----- Listed entries -----

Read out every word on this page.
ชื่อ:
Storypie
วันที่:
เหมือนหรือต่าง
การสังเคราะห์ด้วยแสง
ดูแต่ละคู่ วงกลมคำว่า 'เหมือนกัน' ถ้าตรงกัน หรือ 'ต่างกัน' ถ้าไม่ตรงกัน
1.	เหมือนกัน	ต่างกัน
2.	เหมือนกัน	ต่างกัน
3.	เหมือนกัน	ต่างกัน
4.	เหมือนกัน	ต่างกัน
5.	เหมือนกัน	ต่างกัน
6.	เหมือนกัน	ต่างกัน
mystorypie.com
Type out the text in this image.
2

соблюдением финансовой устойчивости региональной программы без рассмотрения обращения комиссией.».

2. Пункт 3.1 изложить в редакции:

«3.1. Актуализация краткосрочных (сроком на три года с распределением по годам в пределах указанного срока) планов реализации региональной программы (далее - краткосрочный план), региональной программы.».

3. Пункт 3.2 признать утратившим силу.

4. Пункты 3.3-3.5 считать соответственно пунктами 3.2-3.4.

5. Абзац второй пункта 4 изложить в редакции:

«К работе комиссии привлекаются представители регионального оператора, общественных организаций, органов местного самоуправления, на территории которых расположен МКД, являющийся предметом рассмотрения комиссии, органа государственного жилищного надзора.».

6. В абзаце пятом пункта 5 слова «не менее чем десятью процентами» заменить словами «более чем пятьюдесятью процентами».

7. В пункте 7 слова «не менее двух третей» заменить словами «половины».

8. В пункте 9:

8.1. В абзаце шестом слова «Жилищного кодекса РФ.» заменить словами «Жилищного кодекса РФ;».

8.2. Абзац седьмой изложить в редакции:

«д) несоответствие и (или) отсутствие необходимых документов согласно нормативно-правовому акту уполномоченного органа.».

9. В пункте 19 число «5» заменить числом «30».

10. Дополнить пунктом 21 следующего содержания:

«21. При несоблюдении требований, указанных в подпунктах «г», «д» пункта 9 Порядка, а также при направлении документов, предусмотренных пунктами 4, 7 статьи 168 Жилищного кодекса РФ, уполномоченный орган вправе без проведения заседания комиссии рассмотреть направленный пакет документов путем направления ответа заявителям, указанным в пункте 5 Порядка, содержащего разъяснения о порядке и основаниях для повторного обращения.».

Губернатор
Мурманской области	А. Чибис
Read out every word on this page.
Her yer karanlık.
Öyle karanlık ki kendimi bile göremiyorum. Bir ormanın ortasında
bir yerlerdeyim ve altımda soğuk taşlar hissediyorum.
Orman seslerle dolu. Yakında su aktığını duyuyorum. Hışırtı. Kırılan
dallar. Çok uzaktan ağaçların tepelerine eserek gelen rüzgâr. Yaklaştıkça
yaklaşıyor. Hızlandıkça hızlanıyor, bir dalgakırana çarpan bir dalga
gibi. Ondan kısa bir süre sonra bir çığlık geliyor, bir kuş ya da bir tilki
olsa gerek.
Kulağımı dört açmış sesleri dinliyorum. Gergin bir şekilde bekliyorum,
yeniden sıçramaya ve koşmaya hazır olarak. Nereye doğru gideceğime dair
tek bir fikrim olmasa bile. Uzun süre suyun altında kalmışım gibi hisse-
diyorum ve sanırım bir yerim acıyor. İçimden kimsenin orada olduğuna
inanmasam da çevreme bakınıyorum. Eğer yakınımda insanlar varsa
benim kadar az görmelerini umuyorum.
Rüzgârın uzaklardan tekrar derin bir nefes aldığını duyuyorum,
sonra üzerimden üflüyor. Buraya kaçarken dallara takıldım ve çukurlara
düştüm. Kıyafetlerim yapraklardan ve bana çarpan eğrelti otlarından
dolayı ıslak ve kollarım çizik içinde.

-----

In the entries above, identify each line that includes the string "bile", then copy it.

Öyle karanlık ki kendimi bile göremiyorum. Bir ormanın ortasında
tek bir fikrim olmasa bile. Uzun süre suyun altında kalmışım gibi hisse-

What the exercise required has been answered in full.